=== Material for the task ===
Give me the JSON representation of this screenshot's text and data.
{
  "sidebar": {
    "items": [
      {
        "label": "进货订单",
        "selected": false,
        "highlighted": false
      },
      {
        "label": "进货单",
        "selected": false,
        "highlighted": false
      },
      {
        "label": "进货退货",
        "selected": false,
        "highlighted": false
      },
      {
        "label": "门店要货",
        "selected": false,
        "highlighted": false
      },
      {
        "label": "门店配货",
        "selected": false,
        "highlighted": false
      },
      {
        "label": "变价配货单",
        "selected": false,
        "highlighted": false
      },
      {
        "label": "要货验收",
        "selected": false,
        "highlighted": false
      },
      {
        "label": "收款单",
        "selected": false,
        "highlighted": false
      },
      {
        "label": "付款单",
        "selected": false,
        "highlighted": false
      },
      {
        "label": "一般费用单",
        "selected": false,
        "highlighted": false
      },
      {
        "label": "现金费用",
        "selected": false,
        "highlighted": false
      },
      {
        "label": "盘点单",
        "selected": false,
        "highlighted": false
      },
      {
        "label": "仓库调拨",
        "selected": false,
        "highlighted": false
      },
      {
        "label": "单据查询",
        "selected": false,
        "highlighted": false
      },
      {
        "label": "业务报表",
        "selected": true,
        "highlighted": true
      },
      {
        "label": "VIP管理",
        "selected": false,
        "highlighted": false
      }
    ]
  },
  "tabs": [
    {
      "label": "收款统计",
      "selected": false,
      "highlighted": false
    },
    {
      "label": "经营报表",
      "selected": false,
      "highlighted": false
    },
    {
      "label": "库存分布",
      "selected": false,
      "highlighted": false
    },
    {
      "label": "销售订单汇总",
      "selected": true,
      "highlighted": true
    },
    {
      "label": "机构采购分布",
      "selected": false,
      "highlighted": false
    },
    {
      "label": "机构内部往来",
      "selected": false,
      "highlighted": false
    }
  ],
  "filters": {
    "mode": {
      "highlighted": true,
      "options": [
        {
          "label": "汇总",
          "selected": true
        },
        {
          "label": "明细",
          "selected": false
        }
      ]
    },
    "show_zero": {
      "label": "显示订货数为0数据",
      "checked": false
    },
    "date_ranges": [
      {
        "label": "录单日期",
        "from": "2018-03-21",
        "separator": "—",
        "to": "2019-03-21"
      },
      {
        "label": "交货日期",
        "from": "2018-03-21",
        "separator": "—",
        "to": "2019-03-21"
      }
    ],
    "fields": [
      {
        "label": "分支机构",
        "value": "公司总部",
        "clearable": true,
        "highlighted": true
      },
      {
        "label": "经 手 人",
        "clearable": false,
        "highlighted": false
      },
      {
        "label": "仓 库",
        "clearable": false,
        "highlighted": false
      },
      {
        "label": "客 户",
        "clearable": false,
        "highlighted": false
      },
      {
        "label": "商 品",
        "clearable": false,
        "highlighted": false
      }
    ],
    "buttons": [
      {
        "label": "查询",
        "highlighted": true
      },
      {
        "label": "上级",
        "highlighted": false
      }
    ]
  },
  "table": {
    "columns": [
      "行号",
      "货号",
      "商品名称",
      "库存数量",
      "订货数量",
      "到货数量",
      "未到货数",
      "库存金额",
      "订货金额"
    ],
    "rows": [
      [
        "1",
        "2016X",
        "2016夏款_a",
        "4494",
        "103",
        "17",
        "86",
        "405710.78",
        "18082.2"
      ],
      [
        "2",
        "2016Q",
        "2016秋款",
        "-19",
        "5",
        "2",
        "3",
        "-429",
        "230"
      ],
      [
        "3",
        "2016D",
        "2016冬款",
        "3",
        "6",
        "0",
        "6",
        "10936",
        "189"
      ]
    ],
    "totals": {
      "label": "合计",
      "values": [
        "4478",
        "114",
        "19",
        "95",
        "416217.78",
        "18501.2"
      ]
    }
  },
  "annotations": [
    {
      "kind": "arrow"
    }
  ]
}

=== Given instruction ===
Each line in the entries above that includes the string "true" should be extracted.

=== Output below ===
        "selected": true,
        "highlighted": true
      "selected": true,
      "highlighted": true
      "highlighted": true,
          "selected": true
        "clearable": true,
        "highlighted": true
        "highlighted": true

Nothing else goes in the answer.